↓
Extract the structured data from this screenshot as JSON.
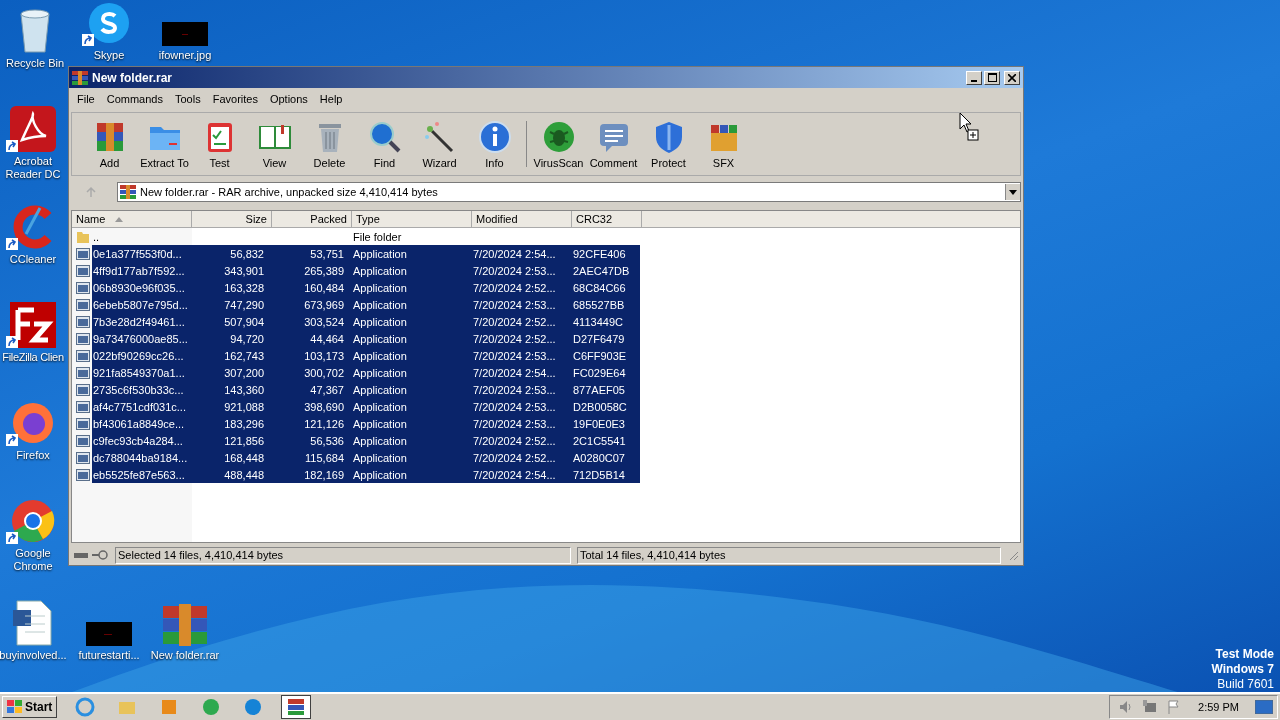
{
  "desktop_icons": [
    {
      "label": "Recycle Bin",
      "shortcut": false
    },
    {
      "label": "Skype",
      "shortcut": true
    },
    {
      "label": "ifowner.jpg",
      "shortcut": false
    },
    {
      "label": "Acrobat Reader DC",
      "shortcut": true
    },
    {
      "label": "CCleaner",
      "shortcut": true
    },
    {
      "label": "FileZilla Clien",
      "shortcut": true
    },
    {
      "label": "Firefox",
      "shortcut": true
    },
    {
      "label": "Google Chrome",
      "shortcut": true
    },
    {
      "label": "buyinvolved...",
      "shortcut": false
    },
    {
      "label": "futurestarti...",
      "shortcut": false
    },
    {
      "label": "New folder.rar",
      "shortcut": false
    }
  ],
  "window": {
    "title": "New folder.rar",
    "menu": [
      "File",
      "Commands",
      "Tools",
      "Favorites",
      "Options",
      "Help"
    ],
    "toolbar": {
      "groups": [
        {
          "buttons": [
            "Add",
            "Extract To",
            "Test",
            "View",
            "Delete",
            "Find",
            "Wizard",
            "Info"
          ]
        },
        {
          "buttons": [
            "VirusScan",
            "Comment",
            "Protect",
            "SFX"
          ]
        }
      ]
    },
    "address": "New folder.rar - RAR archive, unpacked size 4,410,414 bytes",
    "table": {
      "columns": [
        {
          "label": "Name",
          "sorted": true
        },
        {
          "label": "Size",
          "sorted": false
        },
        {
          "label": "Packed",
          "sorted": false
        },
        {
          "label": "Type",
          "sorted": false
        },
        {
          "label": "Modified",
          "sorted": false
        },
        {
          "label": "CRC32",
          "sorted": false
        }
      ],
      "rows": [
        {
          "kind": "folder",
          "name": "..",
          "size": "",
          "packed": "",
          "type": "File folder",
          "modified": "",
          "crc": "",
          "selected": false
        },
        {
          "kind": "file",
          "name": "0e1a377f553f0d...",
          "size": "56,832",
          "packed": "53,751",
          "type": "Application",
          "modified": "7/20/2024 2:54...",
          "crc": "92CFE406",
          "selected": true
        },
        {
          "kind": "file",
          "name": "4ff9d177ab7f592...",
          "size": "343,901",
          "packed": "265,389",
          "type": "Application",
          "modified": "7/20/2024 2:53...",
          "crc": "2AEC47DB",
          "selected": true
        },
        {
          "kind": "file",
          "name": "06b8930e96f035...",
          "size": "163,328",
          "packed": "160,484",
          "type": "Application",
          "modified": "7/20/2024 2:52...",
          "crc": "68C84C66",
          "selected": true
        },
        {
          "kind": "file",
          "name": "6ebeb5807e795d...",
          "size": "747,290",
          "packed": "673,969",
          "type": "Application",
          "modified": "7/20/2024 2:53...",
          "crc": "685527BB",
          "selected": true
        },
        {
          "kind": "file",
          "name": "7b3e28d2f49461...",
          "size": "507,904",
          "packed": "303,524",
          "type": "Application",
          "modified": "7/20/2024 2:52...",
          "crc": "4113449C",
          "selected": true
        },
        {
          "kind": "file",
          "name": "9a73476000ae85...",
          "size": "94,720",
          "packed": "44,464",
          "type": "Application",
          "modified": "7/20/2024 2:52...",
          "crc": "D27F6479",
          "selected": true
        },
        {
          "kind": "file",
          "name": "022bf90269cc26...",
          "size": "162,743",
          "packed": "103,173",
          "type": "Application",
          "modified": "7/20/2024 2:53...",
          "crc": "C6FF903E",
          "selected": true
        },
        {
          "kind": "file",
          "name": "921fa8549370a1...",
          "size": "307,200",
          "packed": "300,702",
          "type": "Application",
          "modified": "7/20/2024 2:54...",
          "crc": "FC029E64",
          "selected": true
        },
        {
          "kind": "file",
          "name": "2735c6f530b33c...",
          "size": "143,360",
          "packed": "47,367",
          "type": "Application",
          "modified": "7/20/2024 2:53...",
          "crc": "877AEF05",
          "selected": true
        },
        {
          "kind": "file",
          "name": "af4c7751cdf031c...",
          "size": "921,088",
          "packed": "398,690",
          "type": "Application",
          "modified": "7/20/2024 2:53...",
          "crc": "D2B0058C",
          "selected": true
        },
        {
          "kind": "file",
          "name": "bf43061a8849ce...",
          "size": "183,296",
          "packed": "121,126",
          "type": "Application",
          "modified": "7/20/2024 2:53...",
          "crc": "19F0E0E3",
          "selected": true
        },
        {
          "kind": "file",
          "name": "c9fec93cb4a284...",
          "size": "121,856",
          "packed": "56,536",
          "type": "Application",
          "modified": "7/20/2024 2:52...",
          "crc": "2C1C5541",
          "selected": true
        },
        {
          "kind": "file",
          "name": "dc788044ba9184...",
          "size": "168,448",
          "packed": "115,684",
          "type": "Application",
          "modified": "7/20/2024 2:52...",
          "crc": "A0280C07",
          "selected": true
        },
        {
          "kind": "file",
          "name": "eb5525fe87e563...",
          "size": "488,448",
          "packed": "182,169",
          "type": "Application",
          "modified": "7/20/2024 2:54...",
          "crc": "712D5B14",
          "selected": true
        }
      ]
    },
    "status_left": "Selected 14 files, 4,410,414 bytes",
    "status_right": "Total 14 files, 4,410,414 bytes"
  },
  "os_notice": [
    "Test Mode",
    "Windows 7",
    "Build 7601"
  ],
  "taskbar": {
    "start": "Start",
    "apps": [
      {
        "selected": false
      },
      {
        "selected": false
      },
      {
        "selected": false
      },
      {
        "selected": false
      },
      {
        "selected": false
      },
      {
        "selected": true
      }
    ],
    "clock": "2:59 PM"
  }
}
↑
↓
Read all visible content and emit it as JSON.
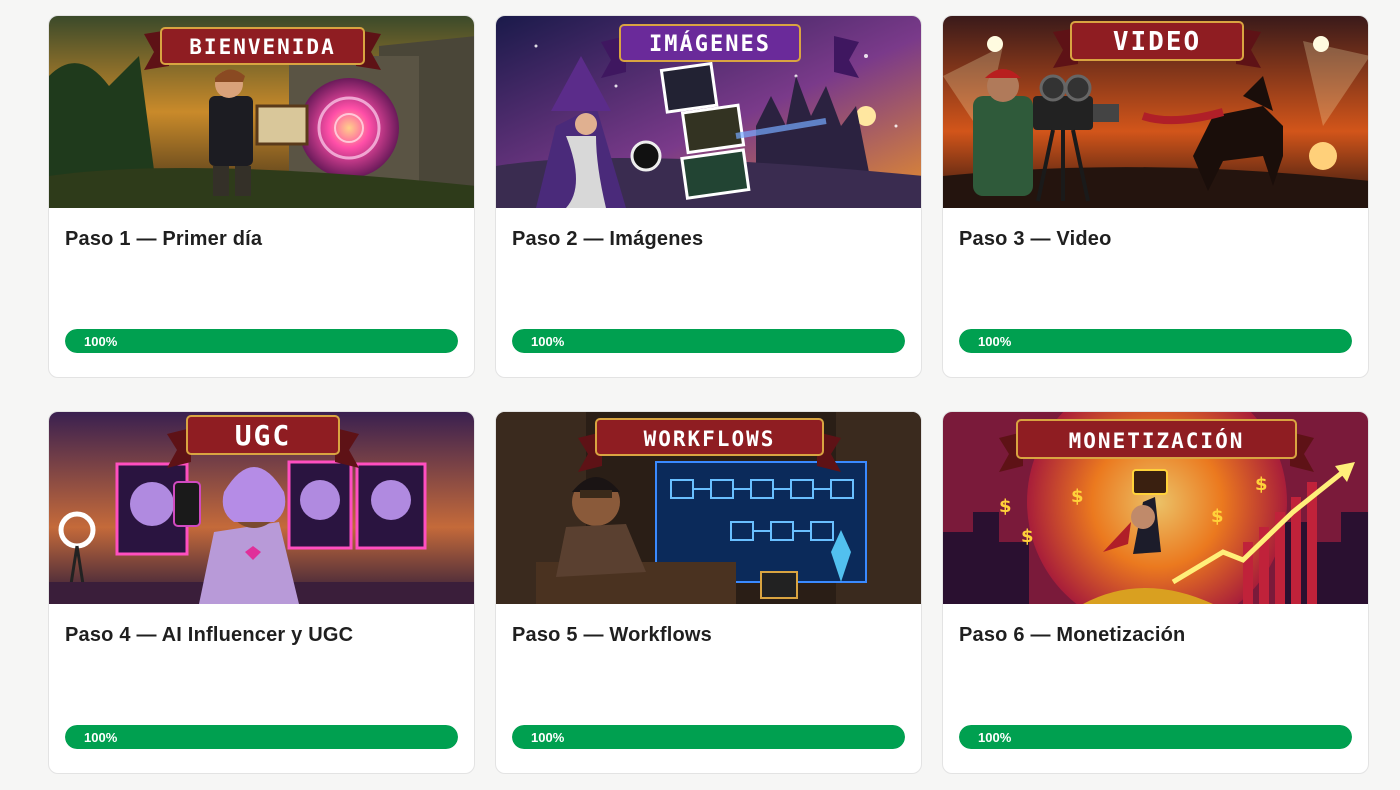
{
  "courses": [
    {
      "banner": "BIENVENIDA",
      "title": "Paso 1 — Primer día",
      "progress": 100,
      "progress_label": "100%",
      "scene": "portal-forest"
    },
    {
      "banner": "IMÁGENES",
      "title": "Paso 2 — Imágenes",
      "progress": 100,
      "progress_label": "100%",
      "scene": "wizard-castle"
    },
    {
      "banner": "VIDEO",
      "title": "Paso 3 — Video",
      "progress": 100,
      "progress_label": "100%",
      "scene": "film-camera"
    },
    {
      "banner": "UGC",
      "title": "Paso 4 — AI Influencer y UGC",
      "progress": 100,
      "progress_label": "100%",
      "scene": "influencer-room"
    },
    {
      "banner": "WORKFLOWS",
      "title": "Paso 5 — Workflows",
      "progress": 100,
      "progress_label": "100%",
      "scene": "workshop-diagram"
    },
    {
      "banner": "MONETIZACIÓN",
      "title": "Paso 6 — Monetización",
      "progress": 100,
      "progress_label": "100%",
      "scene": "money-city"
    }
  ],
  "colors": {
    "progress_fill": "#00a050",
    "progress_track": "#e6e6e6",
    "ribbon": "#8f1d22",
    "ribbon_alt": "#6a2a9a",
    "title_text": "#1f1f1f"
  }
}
↑
↓
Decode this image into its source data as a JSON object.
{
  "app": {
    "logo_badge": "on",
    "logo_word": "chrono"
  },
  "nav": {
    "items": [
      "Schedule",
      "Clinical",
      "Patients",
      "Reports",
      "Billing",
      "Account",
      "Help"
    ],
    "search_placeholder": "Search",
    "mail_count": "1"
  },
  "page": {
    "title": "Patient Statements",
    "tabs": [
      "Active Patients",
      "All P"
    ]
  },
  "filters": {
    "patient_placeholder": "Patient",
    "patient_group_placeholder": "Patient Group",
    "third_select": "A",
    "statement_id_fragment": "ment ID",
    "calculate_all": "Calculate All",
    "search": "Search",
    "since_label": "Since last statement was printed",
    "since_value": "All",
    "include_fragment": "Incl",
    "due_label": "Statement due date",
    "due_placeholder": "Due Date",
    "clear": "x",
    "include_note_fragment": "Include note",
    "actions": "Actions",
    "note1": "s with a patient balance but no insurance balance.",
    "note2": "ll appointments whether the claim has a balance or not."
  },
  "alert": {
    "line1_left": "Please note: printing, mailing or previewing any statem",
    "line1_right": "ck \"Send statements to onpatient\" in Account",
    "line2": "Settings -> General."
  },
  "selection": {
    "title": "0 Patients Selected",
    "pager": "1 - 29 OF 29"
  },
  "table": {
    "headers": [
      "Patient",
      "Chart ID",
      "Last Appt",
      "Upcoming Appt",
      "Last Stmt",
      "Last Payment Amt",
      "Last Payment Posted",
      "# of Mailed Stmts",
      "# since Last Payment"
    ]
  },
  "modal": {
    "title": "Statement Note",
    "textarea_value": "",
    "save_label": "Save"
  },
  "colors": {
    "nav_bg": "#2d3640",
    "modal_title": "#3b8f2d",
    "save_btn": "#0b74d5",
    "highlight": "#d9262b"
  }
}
↑
(WORK REQUIRED) Line count for the word "JSON": state how many lines of the listing hold it, and give only that number.

(TASK ANSWER) 3